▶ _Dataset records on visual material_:

──────

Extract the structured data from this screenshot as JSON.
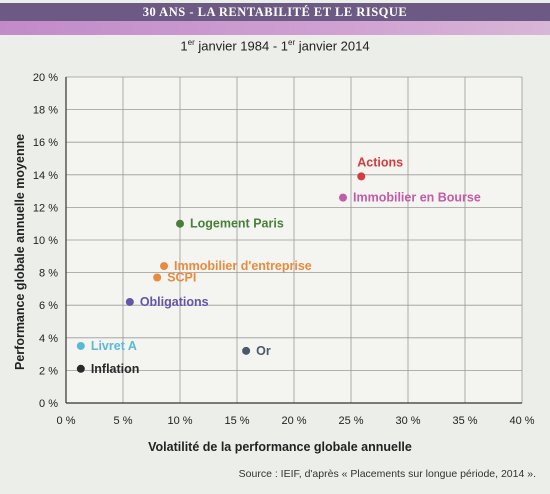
{
  "header": {
    "banner_title": "30 ANS - LA RENTABILITÉ ET LE RISQUE",
    "banner_color": "#6d5a84",
    "accent_color": "#c18bc9"
  },
  "chart_data": {
    "type": "scatter",
    "subtitle_parts": [
      "1",
      "er",
      " janvier 1984 - 1",
      "er",
      " janvier 2014"
    ],
    "xlabel": "Volatilité de la performance globale annuelle",
    "ylabel": "Performance globale annuelle moyenne",
    "xlim": [
      0,
      40
    ],
    "ylim": [
      0,
      20
    ],
    "x_ticks": [
      0,
      5,
      10,
      15,
      20,
      25,
      30,
      35,
      40
    ],
    "y_ticks": [
      0,
      2,
      4,
      6,
      8,
      10,
      12,
      14,
      16,
      18,
      20
    ],
    "x_tick_labels": [
      "0 %",
      "5 %",
      "10 %",
      "15 %",
      "20 %",
      "25 %",
      "30 %",
      "35 %",
      "40 %"
    ],
    "y_tick_labels": [
      "0 %",
      "2 %",
      "4 %",
      "6 %",
      "8 %",
      "10 %",
      "12 %",
      "14 %",
      "16 %",
      "18 %",
      "20 %"
    ],
    "grid": true,
    "points": [
      {
        "label": "Actions",
        "x": 25.9,
        "y": 13.9,
        "color": "#d63a3c",
        "label_pos": "above"
      },
      {
        "label": "Immobilier en Bourse",
        "x": 24.3,
        "y": 12.6,
        "color": "#c45ba5",
        "label_pos": "right"
      },
      {
        "label": "Logement Paris",
        "x": 10.0,
        "y": 11.0,
        "color": "#4a7f3b",
        "label_pos": "right"
      },
      {
        "label": "Immobilier d'entreprise",
        "x": 8.6,
        "y": 8.4,
        "color": "#e88b3f",
        "label_pos": "right"
      },
      {
        "label": "SCPI",
        "x": 8.0,
        "y": 7.7,
        "color": "#e88b3f",
        "label_pos": "right"
      },
      {
        "label": "Obligations",
        "x": 5.6,
        "y": 6.2,
        "color": "#6156a8",
        "label_pos": "right"
      },
      {
        "label": "Or",
        "x": 15.8,
        "y": 3.2,
        "color": "#4a5a6a",
        "label_pos": "right"
      },
      {
        "label": "Livret A",
        "x": 1.3,
        "y": 3.5,
        "color": "#5bb8d7",
        "label_pos": "right"
      },
      {
        "label": "Inflation",
        "x": 1.3,
        "y": 2.1,
        "color": "#2a2a2a",
        "label_pos": "right"
      }
    ]
  },
  "footer": {
    "source": "Source : IEIF, d'après « Placements sur longue période, 2014 »."
  }
}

──────

Replicate the material above verbatim; images stay out of the copy.

Extract the structured data from this screenshot as JSON.
{
  "header": {
    "banner_title": "30 ANS - LA RENTABILITÉ ET LE RISQUE",
    "banner_color": "#6d5a84",
    "accent_color": "#c18bc9"
  },
  "chart_data": {
    "type": "scatter",
    "subtitle_parts": [
      "1",
      "er",
      " janvier 1984 - 1",
      "er",
      " janvier 2014"
    ],
    "xlabel": "Volatilité de la performance globale annuelle",
    "ylabel": "Performance globale annuelle moyenne",
    "xlim": [
      0,
      40
    ],
    "ylim": [
      0,
      20
    ],
    "x_ticks": [
      0,
      5,
      10,
      15,
      20,
      25,
      30,
      35,
      40
    ],
    "y_ticks": [
      0,
      2,
      4,
      6,
      8,
      10,
      12,
      14,
      16,
      18,
      20
    ],
    "x_tick_labels": [
      "0 %",
      "5 %",
      "10 %",
      "15 %",
      "20 %",
      "25 %",
      "30 %",
      "35 %",
      "40 %"
    ],
    "y_tick_labels": [
      "0 %",
      "2 %",
      "4 %",
      "6 %",
      "8 %",
      "10 %",
      "12 %",
      "14 %",
      "16 %",
      "18 %",
      "20 %"
    ],
    "grid": true,
    "points": [
      {
        "label": "Actions",
        "x": 25.9,
        "y": 13.9,
        "color": "#d63a3c",
        "label_pos": "above"
      },
      {
        "label": "Immobilier en Bourse",
        "x": 24.3,
        "y": 12.6,
        "color": "#c45ba5",
        "label_pos": "right"
      },
      {
        "label": "Logement Paris",
        "x": 10.0,
        "y": 11.0,
        "color": "#4a7f3b",
        "label_pos": "right"
      },
      {
        "label": "Immobilier d'entreprise",
        "x": 8.6,
        "y": 8.4,
        "color": "#e88b3f",
        "label_pos": "right"
      },
      {
        "label": "SCPI",
        "x": 8.0,
        "y": 7.7,
        "color": "#e88b3f",
        "label_pos": "right"
      },
      {
        "label": "Obligations",
        "x": 5.6,
        "y": 6.2,
        "color": "#6156a8",
        "label_pos": "right"
      },
      {
        "label": "Or",
        "x": 15.8,
        "y": 3.2,
        "color": "#4a5a6a",
        "label_pos": "right"
      },
      {
        "label": "Livret A",
        "x": 1.3,
        "y": 3.5,
        "color": "#5bb8d7",
        "label_pos": "right"
      },
      {
        "label": "Inflation",
        "x": 1.3,
        "y": 2.1,
        "color": "#2a2a2a",
        "label_pos": "right"
      }
    ]
  },
  "footer": {
    "source": "Source : IEIF, d'après « Placements sur longue période, 2014 »."
  }
}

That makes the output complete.